Given task:
Where a line contains the word "является", copy that line.

(Records from a data source)

----------

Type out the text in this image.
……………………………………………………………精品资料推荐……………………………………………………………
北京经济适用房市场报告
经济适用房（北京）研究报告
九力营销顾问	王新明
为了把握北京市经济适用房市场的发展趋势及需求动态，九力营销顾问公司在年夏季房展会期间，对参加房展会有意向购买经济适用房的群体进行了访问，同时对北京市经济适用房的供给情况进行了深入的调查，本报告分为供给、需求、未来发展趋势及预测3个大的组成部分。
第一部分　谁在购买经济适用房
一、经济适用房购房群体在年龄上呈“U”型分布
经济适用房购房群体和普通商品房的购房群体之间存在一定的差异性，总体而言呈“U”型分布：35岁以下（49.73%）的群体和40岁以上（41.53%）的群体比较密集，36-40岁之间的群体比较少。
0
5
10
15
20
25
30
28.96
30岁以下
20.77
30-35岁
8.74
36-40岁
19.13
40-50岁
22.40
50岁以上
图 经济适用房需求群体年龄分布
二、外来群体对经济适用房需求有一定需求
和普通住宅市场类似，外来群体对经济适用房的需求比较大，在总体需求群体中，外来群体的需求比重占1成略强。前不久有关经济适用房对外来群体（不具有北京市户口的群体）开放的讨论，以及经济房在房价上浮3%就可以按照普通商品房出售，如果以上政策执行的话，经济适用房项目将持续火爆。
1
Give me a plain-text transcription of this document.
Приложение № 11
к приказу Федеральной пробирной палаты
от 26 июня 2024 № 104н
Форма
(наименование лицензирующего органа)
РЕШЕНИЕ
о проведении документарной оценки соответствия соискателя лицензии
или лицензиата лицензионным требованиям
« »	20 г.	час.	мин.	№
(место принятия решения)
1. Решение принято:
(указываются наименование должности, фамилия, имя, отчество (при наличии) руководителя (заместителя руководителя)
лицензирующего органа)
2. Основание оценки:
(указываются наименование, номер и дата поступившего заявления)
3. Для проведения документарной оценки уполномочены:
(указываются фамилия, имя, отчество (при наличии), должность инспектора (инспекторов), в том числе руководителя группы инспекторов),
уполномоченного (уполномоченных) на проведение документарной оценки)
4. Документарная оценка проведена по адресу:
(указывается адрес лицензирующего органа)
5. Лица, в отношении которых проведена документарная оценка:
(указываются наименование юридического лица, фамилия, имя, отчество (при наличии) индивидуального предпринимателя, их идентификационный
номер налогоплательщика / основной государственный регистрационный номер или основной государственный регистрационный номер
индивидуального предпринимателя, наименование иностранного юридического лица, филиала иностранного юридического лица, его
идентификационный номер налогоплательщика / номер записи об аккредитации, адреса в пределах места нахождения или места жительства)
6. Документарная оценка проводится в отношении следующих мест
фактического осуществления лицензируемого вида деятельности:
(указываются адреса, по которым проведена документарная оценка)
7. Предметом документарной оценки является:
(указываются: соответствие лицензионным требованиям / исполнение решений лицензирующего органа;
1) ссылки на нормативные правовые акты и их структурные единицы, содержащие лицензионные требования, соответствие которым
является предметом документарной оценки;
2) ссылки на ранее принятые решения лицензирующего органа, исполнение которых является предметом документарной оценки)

----------

Solved exercise:
7. Предметом документарной оценки является:
является предметом документарной оценки;
2) ссылки на ранее принятые решения лицензирующего органа, исполнение которых является предметом документарной оценки)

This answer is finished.